Material for this task:

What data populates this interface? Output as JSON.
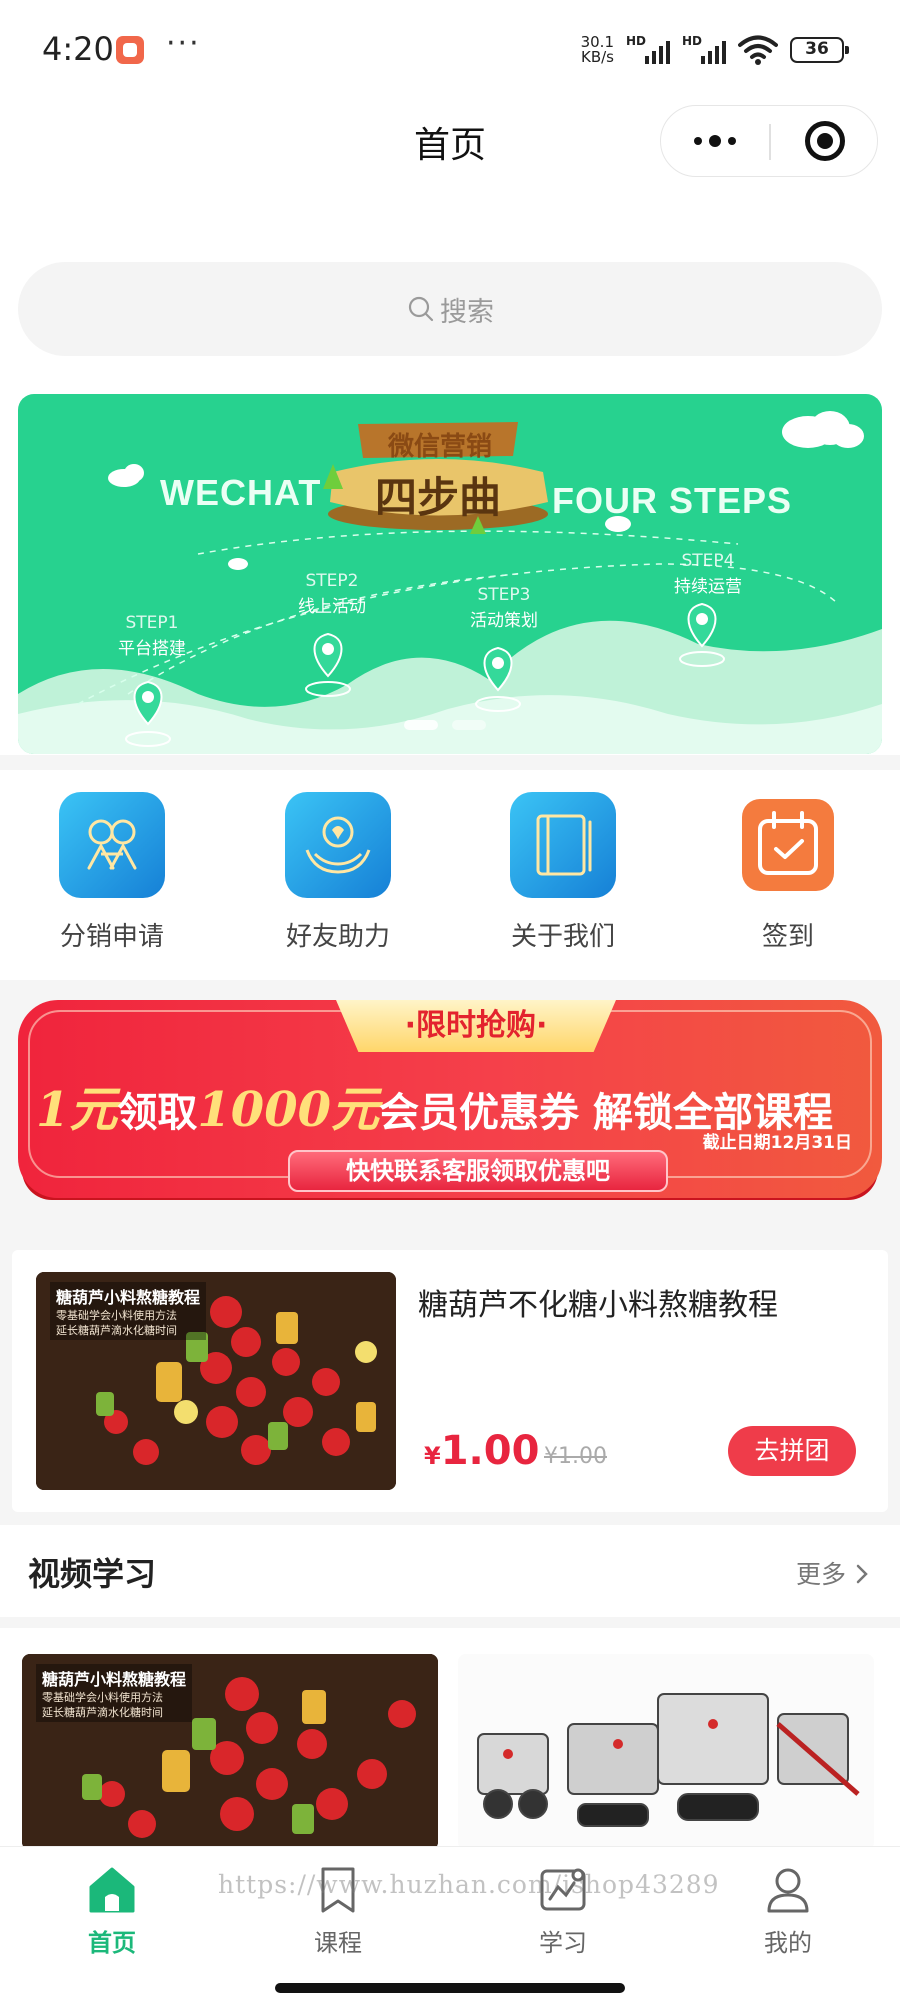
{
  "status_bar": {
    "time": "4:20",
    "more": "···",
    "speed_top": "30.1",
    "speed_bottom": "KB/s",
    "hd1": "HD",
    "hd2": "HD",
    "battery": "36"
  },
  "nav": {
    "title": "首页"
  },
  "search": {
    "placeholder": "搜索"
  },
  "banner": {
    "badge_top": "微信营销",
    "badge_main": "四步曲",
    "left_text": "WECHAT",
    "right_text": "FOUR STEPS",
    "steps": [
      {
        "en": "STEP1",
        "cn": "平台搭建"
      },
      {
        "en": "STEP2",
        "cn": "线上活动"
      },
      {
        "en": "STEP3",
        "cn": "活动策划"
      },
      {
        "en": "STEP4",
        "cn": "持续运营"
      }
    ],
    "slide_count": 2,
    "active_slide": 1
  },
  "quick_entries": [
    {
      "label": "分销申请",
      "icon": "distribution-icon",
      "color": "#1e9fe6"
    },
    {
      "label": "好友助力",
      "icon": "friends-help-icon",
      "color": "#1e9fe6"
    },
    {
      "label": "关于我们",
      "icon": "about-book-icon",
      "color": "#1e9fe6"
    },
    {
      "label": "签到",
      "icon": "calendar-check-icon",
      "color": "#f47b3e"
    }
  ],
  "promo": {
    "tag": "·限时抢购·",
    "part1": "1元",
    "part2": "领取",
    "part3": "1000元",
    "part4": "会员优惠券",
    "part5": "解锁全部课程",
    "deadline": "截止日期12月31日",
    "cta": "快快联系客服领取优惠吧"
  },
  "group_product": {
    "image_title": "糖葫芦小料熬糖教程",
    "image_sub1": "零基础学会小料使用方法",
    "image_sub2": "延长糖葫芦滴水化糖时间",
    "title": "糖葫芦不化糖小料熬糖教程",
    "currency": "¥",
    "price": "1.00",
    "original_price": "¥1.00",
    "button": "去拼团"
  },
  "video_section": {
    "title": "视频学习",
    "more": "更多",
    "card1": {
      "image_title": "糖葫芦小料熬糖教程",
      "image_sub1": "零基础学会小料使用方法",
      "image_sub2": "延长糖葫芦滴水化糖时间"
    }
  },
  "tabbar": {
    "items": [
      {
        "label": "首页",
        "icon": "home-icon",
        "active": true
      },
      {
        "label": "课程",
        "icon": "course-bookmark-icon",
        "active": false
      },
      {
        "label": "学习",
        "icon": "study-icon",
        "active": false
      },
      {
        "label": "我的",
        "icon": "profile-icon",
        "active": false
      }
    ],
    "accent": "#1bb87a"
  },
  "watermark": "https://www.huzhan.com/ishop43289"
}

--

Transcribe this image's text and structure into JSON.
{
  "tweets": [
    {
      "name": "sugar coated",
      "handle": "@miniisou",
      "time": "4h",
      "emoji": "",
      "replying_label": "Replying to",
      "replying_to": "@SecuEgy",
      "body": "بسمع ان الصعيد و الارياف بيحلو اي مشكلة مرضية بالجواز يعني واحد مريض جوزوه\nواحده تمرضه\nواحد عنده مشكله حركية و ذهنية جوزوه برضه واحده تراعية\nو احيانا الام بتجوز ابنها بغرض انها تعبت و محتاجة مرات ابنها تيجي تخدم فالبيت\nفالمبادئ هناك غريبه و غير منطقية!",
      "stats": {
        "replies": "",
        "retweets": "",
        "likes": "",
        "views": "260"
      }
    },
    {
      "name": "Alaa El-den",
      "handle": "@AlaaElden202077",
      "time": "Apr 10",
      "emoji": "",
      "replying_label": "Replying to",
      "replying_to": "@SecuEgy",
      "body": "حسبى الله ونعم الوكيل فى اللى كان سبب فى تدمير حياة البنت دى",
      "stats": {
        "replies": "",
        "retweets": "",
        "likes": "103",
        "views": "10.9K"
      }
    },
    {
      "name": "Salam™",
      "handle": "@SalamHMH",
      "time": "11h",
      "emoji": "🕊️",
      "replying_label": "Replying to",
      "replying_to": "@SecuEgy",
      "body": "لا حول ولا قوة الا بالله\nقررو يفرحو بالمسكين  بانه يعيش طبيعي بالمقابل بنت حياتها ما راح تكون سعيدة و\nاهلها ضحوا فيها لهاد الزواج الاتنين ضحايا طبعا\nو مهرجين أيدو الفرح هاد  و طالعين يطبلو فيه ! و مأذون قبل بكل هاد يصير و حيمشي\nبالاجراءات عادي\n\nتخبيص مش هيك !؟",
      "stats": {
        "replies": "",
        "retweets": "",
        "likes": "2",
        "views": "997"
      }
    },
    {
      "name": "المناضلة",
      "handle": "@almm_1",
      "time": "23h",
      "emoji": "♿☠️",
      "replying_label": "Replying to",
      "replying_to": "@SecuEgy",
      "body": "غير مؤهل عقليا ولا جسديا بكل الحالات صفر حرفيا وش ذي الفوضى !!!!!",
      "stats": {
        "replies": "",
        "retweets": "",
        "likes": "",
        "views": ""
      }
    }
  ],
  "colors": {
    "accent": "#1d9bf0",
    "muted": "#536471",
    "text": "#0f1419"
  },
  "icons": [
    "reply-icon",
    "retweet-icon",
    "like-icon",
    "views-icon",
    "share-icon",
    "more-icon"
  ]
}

---

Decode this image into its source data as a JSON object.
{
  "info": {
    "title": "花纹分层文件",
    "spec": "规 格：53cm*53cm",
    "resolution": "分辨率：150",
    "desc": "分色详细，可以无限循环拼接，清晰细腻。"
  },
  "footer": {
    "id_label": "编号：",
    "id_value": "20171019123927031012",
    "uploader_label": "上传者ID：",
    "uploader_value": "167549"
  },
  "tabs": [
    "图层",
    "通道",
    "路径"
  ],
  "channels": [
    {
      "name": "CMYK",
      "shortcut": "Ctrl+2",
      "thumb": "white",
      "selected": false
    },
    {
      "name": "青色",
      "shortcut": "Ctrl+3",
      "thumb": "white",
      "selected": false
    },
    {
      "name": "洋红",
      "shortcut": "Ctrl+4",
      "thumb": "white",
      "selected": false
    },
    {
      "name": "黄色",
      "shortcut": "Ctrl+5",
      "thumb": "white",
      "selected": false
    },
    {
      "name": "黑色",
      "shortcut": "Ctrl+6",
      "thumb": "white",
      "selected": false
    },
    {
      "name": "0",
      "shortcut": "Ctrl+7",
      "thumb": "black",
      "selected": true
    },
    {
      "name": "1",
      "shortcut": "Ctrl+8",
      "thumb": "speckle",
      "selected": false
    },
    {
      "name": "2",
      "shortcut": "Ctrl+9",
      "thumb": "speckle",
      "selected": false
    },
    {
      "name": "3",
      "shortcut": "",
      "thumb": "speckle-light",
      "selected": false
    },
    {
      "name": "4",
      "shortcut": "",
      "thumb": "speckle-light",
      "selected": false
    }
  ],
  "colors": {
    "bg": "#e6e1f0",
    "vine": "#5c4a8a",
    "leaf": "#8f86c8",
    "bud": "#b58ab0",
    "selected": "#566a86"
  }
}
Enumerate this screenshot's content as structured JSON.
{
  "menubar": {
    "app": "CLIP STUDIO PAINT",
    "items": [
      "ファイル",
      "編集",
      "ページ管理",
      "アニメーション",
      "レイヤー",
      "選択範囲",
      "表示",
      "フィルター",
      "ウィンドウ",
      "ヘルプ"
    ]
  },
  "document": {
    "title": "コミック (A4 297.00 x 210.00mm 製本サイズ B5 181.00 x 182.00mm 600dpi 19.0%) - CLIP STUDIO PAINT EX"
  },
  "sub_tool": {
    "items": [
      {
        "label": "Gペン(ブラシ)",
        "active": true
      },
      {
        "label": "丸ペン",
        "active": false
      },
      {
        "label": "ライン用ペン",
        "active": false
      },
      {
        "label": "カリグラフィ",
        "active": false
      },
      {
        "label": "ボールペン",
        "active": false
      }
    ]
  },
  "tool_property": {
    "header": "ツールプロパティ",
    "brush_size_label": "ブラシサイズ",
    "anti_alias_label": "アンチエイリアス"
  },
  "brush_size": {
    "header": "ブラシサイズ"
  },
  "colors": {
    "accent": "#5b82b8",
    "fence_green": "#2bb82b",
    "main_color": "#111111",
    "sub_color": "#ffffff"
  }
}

Set exercise:
Find every line with "views" in the listing and state how many there are, nothing else.

Solution to this problem:
5